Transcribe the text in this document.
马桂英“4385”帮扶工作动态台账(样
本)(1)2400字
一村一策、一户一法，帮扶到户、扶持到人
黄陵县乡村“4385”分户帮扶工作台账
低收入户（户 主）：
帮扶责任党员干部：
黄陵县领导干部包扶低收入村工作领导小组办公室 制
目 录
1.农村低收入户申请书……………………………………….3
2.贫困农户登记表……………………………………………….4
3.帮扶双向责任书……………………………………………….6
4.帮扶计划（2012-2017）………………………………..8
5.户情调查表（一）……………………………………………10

▶ [TASK TO COMPLETE]
The data above must be returned in full, exactly as written.

▶ [EXPECTED ANSWER]
Transcribe the text in this document.
马桂英“4385”帮扶工作动态台账(样
本)(1)2400字
一村一策、一户一法，帮扶到户、扶持到人
黄陵县乡村“4385”分户帮扶工作台账
低收入户（户 主）：
帮扶责任党员干部：
黄陵县领导干部包扶低收入村工作领导小组办公室 制
目 录
1.农村低收入户申请书……………………………………….3
2.贫困农户登记表……………………………………………….4
3.帮扶双向责任书……………………………………………….6
4.帮扶计划（2012-2017）………………………………..8
5.户情调查表（一）……………………………………………10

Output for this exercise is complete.